(Extracts from a graphics dataset)
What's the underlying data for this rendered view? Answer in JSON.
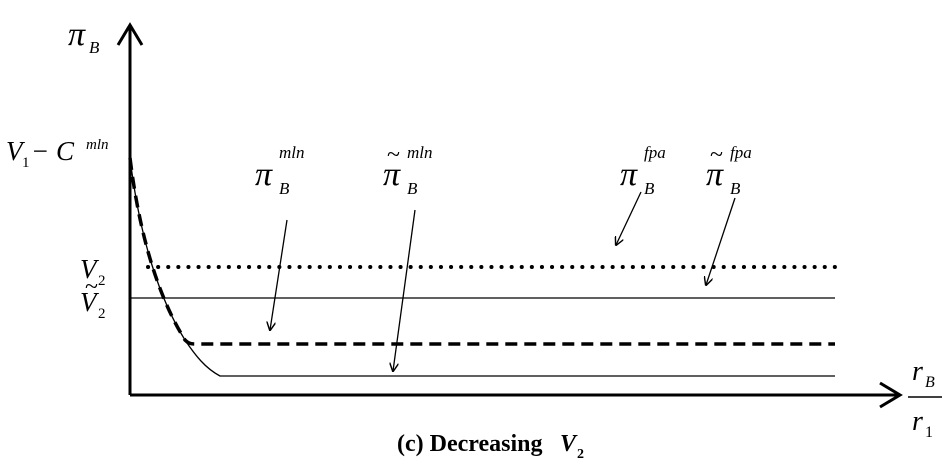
{
  "axes": {
    "y_symbol": "π",
    "y_sub": "B",
    "x_num_symbol": "r",
    "x_num_sub": "B",
    "x_den_symbol": "r",
    "x_den_sub": "1"
  },
  "y_ticks": {
    "top": {
      "v": "V",
      "sub": "1",
      "minus": " − C",
      "sup": "mln"
    },
    "v2": {
      "v": "V",
      "sub": "2"
    },
    "v2_tilde": {
      "tilde": "~",
      "v": "V",
      "sub": "2"
    }
  },
  "curve_labels": [
    {
      "tilde": "",
      "symbol": "π",
      "sub": "B",
      "sup": "mln"
    },
    {
      "tilde": "~",
      "symbol": "π",
      "sub": "B",
      "sup": "mln"
    },
    {
      "tilde": "",
      "symbol": "π",
      "sub": "B",
      "sup": "fpa"
    },
    {
      "tilde": "~",
      "symbol": "π",
      "sub": "B",
      "sup": "fpa"
    }
  ],
  "caption": {
    "prefix": "(c)  Decreasing ",
    "v": "V",
    "sub": "2"
  }
}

Job: Take the records above and transcribe them exactly, dropping every picture.

Full output:
What's the underlying data for this rendered view? Answer in JSON.
{
  "axes": {
    "y_symbol": "π",
    "y_sub": "B",
    "x_num_symbol": "r",
    "x_num_sub": "B",
    "x_den_symbol": "r",
    "x_den_sub": "1"
  },
  "y_ticks": {
    "top": {
      "v": "V",
      "sub": "1",
      "minus": " − C",
      "sup": "mln"
    },
    "v2": {
      "v": "V",
      "sub": "2"
    },
    "v2_tilde": {
      "tilde": "~",
      "v": "V",
      "sub": "2"
    }
  },
  "curve_labels": [
    {
      "tilde": "",
      "symbol": "π",
      "sub": "B",
      "sup": "mln"
    },
    {
      "tilde": "~",
      "symbol": "π",
      "sub": "B",
      "sup": "mln"
    },
    {
      "tilde": "",
      "symbol": "π",
      "sub": "B",
      "sup": "fpa"
    },
    {
      "tilde": "~",
      "symbol": "π",
      "sub": "B",
      "sup": "fpa"
    }
  ],
  "caption": {
    "prefix": "(c)  Decreasing ",
    "v": "V",
    "sub": "2"
  }
}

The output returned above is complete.